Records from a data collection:
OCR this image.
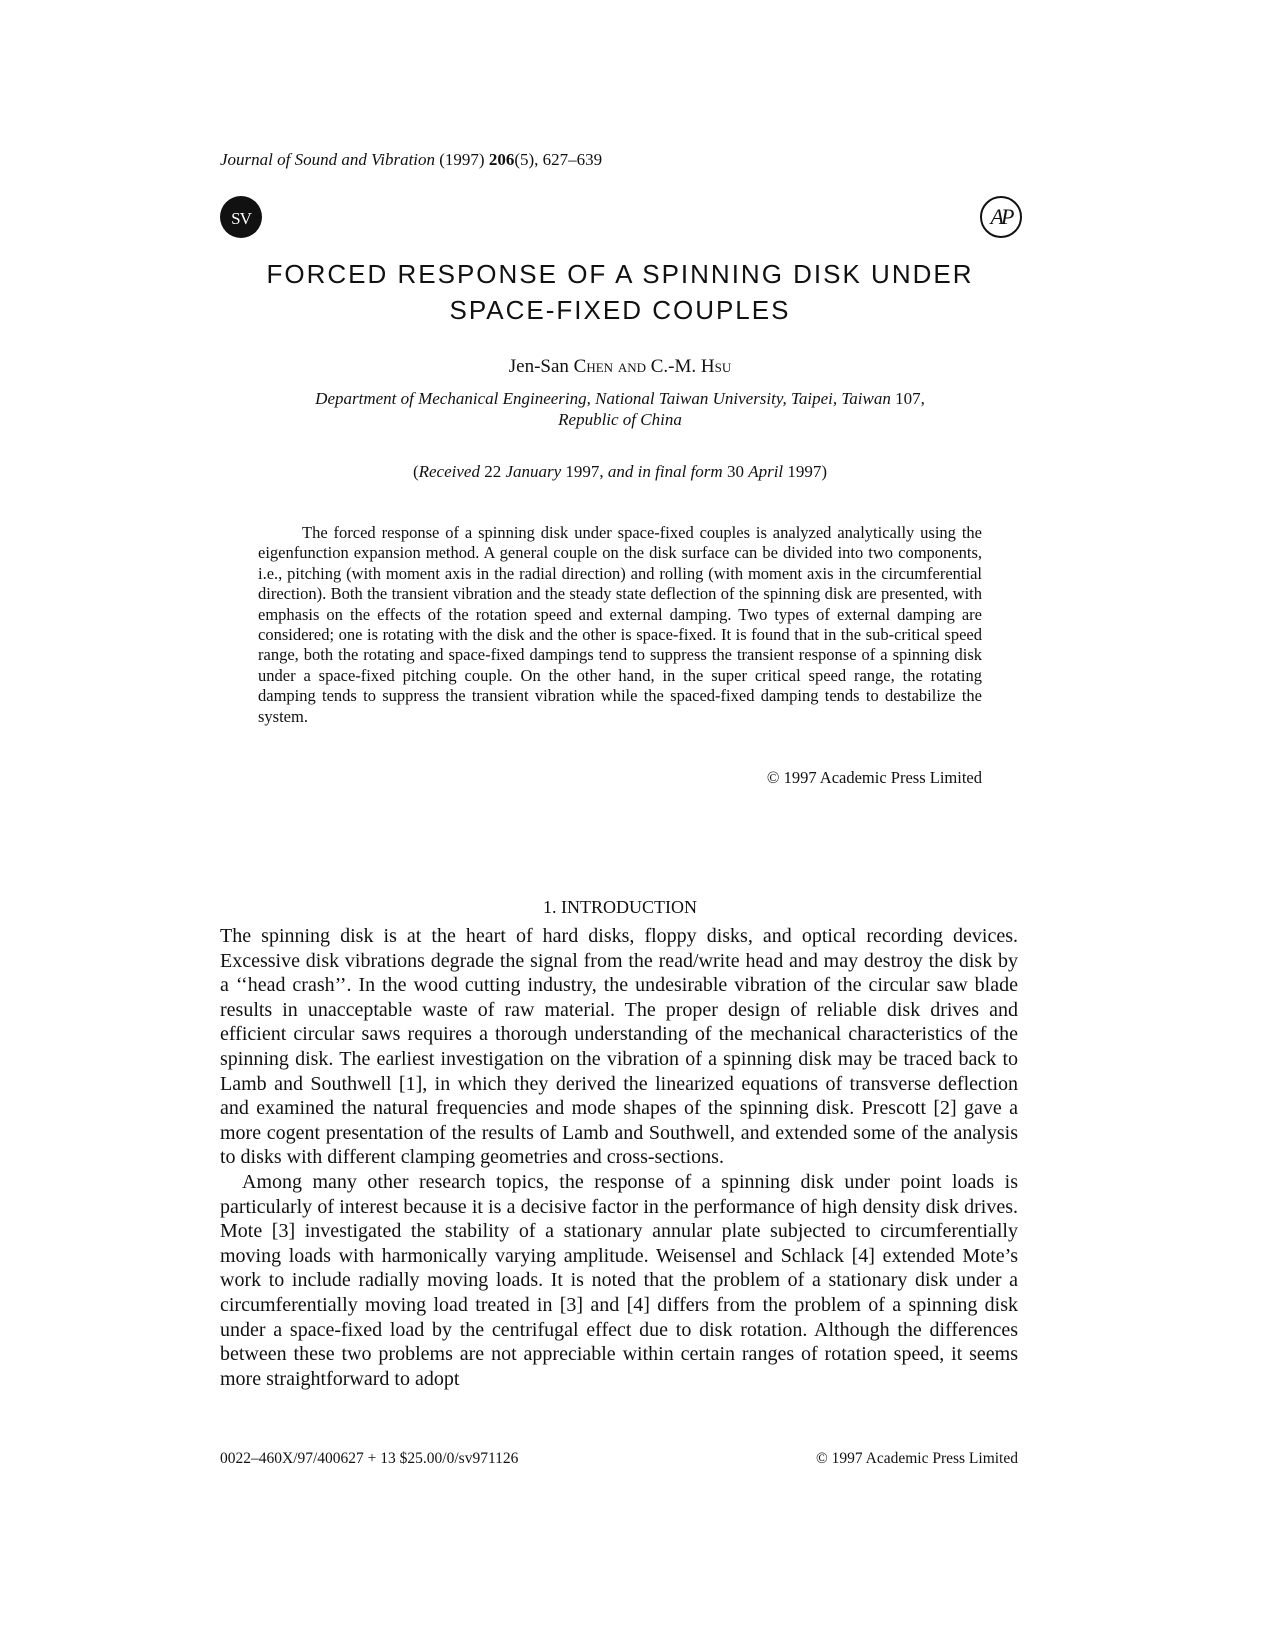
Journal of Sound and Vibration (1997) 206(5), 627–639
I
SV	AP
FORCED RESPONSE OF A SPINNING DISK UNDER
SPACE-FIXED COUPLES
Jen-San Chen and C.-M. Hsu
Department of Mechanical Engineering, National Taiwan University, Taipei, Taiwan 107,
Republic of China
(Received 22 January 1997, and in final form 30 April 1997)

The forced response of a spinning disk under space-fixed couples is analyzed analytically using the eigenfunction expansion method. A general couple on the disk surface can be divided into two components, i.e., pitching (with moment axis in the radial direction) and rolling (with moment axis in the circumferential direction). Both the transient vibration and the steady state deflection of the spinning disk are presented, with emphasis on the effects of the rotation speed and external damping. Two types of external damping are considered; one is rotating with the disk and the other is space-fixed. It is found that in the sub-critical speed range, both the rotating and space-fixed dampings tend to suppress the transient response of a spinning disk under a space-fixed pitching couple. On the other hand, in the super critical speed range, the rotating damping tends to suppress the transient vibration while the spaced-fixed damping tends to destabilize the system.

© 1997 Academic Press Limited
1. INTRODUCTION

The spinning disk is at the heart of hard disks, floppy disks, and optical recording devices. Excessive disk vibrations degrade the signal from the read/write head and may destroy the disk by a ‘‘head crash’’. In the wood cutting industry, the undesirable vibration of the circular saw blade results in unacceptable waste of raw material. The proper design of reliable disk drives and efficient circular saws requires a thorough understanding of the mechanical characteristics of the spinning disk. The earliest investigation on the vibration of a spinning disk may be traced back to Lamb and Southwell [1], in which they derived the linearized equations of transverse deflection and examined the natural frequencies and mode shapes of the spinning disk. Prescott [2] gave a more cogent presentation of the results of Lamb and Southwell, and extended some of the analysis to disks with different clamping geometries and cross-sections.

Among many other research topics, the response of a spinning disk under point loads is particularly of interest because it is a decisive factor in the performance of high density disk drives. Mote [3] investigated the stability of a stationary annular plate subjected to circumferentially moving loads with harmonically varying amplitude. Weisensel and Schlack [4] extended Mote’s work to include radially moving loads. It is noted that the problem of a stationary disk under a circumferentially moving load treated in [3] and [4] differs from the problem of a spinning disk under a space-fixed load by the centrifugal effect due to disk rotation. Although the differences between these two problems are not appreciable within certain ranges of rotation speed, it seems more straightforward to adopt

0022–460X/97/400627 + 13 $25.00/0/sv971126	© 1997 Academic Press Limited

• [Exercise details]: Output every entry exactly as given; pictures are not part of the copy.

• [Reply to the task]:
OCR this image.
Journal of Sound and Vibration (1997) 206(5), 627–639
I
SV	AP
FORCED RESPONSE OF A SPINNING DISK UNDER
SPACE-FIXED COUPLES
Jen-San Chen and C.-M. Hsu
Department of Mechanical Engineering, National Taiwan University, Taipei, Taiwan 107,
Republic of China
(Received 22 January 1997, and in final form 30 April 1997)

The forced response of a spinning disk under space-fixed couples is analyzed analytically using the eigenfunction expansion method. A general couple on the disk surface can be divided into two components, i.e., pitching (with moment axis in the radial direction) and rolling (with moment axis in the circumferential direction). Both the transient vibration and the steady state deflection of the spinning disk are presented, with emphasis on the effects of the rotation speed and external damping. Two types of external damping are considered; one is rotating with the disk and the other is space-fixed. It is found that in the sub-critical speed range, both the rotating and space-fixed dampings tend to suppress the transient response of a spinning disk under a space-fixed pitching couple. On the other hand, in the super critical speed range, the rotating damping tends to suppress the transient vibration while the spaced-fixed damping tends to destabilize the system.

© 1997 Academic Press Limited
1. INTRODUCTION

The spinning disk is at the heart of hard disks, floppy disks, and optical recording devices. Excessive disk vibrations degrade the signal from the read/write head and may destroy the disk by a ‘‘head crash’’. In the wood cutting industry, the undesirable vibration of the circular saw blade results in unacceptable waste of raw material. The proper design of reliable disk drives and efficient circular saws requires a thorough understanding of the mechanical characteristics of the spinning disk. The earliest investigation on the vibration of a spinning disk may be traced back to Lamb and Southwell [1], in which they derived the linearized equations of transverse deflection and examined the natural frequencies and mode shapes of the spinning disk. Prescott [2] gave a more cogent presentation of the results of Lamb and Southwell, and extended some of the analysis to disks with different clamping geometries and cross-sections.

Among many other research topics, the response of a spinning disk under point loads is particularly of interest because it is a decisive factor in the performance of high density disk drives. Mote [3] investigated the stability of a stationary annular plate subjected to circumferentially moving loads with harmonically varying amplitude. Weisensel and Schlack [4] extended Mote’s work to include radially moving loads. It is noted that the problem of a stationary disk under a circumferentially moving load treated in [3] and [4] differs from the problem of a spinning disk under a space-fixed load by the centrifugal effect due to disk rotation. Although the differences between these two problems are not appreciable within certain ranges of rotation speed, it seems more straightforward to adopt

0022–460X/97/400627 + 13 $25.00/0/sv971126	© 1997 Academic Press Limited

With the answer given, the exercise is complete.